**TASK INPUTS:**
(begin)

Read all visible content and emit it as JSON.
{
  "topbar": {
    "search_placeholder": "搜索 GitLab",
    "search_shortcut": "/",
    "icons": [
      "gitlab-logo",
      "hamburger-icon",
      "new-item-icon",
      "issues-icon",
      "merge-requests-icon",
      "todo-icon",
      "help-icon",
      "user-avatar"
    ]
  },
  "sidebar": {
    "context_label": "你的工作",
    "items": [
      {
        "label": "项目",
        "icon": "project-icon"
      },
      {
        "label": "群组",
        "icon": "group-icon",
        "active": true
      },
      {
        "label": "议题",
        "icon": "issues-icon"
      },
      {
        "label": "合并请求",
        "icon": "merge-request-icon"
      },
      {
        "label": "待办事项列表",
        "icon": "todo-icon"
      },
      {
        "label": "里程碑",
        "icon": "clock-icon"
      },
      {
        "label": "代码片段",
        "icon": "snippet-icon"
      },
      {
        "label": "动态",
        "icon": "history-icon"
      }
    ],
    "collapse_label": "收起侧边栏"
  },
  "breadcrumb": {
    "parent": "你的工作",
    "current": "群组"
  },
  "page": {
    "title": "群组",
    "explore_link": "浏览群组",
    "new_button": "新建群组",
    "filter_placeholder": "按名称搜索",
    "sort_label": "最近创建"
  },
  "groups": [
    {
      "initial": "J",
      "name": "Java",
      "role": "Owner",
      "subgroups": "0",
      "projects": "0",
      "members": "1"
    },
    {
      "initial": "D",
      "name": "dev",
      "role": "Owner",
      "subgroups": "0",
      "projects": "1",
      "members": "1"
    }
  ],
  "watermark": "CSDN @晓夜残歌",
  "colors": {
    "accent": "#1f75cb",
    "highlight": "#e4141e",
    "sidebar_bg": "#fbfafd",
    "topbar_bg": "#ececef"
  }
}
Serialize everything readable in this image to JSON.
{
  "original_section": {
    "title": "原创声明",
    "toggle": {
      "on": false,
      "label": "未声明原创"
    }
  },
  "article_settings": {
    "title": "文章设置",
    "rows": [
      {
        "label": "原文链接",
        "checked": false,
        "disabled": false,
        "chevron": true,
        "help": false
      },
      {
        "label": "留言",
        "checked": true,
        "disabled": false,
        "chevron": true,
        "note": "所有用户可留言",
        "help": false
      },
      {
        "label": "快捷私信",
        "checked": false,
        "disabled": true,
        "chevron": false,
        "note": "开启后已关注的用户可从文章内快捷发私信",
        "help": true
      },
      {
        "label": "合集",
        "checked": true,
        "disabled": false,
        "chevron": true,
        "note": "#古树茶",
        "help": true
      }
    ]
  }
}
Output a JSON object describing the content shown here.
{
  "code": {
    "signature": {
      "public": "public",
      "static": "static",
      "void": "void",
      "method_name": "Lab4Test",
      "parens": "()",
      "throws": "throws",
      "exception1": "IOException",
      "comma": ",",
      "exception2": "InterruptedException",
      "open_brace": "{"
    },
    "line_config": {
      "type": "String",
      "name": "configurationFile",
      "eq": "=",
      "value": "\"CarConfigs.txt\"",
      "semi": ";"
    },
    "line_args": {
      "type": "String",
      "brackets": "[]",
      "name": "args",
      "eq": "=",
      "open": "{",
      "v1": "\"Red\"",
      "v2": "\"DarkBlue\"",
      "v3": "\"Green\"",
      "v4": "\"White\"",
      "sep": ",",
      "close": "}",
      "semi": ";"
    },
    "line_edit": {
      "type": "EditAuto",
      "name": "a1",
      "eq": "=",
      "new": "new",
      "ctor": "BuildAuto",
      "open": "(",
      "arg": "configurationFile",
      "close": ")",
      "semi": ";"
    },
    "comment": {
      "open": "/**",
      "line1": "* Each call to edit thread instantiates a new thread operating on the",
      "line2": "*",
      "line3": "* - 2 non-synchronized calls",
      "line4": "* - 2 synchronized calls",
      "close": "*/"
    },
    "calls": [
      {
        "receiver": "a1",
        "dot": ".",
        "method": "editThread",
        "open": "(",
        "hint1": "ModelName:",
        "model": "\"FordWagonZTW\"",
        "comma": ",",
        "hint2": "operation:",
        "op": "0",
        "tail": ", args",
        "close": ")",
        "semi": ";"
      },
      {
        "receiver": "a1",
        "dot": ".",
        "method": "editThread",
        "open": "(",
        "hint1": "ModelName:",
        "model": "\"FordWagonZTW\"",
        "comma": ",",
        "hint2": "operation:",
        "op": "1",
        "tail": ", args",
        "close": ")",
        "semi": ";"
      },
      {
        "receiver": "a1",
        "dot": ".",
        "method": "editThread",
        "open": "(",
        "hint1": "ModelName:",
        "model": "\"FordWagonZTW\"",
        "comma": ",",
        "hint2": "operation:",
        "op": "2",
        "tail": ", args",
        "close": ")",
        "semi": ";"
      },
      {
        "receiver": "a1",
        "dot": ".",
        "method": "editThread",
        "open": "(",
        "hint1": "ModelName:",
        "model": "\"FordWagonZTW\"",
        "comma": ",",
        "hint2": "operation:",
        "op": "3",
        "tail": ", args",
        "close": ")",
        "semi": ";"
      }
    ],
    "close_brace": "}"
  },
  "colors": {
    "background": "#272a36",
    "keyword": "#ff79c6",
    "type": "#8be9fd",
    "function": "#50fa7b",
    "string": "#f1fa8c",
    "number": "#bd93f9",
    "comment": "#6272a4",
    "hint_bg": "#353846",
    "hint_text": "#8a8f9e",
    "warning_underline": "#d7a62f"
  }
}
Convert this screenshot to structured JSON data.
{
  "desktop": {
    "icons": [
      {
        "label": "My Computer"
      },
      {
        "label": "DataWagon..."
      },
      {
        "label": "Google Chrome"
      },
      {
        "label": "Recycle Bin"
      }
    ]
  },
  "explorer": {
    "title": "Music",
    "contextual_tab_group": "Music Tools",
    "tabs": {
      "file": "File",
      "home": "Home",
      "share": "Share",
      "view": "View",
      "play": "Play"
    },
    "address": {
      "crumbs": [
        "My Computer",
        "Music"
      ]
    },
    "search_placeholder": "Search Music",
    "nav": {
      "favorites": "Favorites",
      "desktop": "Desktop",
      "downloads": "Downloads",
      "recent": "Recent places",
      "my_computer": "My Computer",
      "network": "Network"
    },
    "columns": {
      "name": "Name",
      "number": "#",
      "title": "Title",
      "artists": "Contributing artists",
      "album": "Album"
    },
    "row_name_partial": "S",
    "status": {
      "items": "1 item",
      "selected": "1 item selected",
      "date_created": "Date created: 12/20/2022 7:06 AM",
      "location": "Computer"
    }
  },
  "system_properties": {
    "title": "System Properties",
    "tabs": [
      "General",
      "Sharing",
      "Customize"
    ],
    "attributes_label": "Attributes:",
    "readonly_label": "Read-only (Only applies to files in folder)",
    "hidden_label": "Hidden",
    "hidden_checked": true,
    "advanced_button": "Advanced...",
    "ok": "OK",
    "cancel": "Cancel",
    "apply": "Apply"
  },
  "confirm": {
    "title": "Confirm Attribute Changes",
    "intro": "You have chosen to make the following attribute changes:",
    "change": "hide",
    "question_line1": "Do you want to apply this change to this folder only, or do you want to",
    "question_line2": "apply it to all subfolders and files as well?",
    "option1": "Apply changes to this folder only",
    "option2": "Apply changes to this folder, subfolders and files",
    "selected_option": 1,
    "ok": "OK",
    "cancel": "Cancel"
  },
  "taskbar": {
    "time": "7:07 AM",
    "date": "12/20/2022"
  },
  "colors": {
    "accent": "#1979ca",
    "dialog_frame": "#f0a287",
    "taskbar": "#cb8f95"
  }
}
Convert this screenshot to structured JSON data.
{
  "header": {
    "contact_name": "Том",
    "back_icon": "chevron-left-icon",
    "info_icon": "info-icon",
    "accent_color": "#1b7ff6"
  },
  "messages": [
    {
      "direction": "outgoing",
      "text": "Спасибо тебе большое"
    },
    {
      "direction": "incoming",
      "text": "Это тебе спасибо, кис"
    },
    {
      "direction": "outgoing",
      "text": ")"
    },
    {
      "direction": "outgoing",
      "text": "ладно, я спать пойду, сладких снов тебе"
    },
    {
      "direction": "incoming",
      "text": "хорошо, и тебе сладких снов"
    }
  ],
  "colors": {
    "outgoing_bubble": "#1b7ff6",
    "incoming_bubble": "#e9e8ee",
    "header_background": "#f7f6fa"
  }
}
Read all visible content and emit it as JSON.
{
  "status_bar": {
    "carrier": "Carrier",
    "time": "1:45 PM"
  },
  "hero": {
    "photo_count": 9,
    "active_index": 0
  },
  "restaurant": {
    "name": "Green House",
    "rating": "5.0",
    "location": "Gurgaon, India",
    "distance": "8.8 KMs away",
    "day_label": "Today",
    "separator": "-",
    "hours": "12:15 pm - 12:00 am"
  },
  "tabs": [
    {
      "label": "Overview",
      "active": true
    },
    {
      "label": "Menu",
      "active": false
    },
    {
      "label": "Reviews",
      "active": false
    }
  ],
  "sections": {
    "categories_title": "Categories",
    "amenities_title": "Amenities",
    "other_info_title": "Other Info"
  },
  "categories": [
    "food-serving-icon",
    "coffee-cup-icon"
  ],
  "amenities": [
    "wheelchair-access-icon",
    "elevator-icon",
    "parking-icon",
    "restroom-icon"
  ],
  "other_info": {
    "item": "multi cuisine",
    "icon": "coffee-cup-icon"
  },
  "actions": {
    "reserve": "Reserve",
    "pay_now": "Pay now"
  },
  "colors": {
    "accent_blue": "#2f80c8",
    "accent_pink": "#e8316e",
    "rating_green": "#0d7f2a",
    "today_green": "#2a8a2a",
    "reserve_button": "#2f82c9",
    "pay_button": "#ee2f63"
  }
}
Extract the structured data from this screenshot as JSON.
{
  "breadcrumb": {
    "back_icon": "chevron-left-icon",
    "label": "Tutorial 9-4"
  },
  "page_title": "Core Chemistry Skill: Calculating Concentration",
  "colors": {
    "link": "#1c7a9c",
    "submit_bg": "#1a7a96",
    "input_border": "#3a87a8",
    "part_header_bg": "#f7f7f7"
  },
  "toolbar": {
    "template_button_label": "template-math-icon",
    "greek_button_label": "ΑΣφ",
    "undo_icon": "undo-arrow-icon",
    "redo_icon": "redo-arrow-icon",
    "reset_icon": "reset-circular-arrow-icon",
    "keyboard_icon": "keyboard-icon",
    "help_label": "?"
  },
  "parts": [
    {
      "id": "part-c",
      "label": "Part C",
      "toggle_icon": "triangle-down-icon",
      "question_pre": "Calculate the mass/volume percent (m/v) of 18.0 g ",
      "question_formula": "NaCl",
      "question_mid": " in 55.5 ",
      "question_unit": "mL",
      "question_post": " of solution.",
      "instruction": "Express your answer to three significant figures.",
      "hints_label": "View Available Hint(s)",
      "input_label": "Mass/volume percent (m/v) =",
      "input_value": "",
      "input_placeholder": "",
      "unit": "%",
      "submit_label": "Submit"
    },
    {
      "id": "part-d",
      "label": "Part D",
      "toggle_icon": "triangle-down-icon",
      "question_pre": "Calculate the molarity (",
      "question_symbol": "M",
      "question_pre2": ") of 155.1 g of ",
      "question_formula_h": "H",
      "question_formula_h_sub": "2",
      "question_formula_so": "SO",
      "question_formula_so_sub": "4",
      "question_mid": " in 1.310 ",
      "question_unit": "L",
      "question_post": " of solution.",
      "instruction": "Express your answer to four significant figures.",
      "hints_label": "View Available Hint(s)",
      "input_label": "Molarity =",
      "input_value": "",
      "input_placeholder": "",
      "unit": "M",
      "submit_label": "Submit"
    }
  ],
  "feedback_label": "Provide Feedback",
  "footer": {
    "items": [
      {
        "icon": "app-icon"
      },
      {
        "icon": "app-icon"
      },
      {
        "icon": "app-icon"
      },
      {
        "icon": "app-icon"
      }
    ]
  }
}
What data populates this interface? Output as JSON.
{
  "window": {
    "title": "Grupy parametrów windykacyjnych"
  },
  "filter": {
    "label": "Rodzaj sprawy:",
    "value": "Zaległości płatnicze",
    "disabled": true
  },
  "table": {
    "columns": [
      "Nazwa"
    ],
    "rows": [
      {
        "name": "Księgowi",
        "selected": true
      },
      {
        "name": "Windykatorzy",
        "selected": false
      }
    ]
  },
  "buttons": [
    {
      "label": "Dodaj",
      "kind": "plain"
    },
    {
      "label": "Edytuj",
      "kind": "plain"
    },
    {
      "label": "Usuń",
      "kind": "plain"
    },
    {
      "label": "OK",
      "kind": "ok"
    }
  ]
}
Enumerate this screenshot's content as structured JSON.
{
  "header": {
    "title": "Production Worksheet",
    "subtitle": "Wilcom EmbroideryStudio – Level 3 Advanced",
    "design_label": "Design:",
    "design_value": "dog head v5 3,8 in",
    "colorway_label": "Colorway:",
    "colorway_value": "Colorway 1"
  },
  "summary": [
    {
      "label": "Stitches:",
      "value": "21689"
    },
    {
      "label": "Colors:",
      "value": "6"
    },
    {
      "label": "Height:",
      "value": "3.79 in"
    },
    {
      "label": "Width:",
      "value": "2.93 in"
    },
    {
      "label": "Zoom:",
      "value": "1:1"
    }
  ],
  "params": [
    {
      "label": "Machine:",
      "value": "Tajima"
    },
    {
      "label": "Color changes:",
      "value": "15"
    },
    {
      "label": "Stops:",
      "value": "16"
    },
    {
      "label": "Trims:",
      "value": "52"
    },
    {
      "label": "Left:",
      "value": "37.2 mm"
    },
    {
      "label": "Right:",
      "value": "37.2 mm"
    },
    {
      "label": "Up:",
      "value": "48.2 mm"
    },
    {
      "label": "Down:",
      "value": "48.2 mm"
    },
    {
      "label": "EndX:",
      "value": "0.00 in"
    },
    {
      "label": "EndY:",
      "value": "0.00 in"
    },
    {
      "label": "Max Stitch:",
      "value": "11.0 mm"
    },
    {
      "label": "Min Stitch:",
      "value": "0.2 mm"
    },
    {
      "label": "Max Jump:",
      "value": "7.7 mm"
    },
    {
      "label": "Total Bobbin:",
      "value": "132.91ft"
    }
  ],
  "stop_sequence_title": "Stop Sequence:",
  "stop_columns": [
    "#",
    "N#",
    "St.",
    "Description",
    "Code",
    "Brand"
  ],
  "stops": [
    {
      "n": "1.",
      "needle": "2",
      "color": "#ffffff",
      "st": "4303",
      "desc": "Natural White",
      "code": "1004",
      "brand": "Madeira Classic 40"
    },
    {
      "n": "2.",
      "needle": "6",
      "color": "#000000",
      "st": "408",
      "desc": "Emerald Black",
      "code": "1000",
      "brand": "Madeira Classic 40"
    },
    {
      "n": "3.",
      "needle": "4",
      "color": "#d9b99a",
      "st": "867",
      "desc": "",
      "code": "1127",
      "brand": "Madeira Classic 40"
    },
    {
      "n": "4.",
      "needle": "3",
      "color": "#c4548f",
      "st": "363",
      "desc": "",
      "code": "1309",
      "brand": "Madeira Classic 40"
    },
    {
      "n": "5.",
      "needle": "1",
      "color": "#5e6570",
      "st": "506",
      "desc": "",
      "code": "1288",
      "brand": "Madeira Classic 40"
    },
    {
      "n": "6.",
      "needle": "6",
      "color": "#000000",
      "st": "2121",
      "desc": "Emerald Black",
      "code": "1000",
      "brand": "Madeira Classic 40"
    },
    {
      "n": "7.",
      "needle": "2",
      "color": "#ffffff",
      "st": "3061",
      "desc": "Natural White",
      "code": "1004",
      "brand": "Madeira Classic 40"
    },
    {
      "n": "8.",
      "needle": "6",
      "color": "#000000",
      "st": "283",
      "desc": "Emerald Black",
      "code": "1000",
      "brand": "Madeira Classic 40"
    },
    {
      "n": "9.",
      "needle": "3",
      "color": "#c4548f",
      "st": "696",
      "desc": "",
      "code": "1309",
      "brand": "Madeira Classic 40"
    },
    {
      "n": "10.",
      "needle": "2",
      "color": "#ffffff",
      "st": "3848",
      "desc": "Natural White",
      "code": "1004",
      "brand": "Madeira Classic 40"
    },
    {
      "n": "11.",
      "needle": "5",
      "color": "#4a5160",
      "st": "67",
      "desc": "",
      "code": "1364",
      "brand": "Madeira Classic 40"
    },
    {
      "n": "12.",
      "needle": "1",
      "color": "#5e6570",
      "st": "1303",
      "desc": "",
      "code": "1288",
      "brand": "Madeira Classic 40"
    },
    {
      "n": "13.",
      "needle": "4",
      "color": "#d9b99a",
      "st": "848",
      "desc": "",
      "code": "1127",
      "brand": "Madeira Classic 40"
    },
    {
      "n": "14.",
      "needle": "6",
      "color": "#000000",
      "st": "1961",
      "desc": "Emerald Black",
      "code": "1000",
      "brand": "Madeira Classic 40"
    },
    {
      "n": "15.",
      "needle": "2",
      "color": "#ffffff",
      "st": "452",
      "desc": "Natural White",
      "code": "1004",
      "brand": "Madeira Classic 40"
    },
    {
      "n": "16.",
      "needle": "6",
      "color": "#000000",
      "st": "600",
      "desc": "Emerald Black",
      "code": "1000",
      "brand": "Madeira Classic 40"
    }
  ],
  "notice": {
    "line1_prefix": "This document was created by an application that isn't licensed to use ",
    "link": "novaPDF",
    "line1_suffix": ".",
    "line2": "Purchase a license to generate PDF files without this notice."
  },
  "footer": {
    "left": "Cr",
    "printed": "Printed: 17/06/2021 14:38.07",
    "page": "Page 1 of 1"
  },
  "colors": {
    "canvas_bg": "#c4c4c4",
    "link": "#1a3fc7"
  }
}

(end)

**DIRECTIONS:**
Give the number of lines in the records that contain the string "created", with no other output.

**RESULT FOR THIS TASK:**
2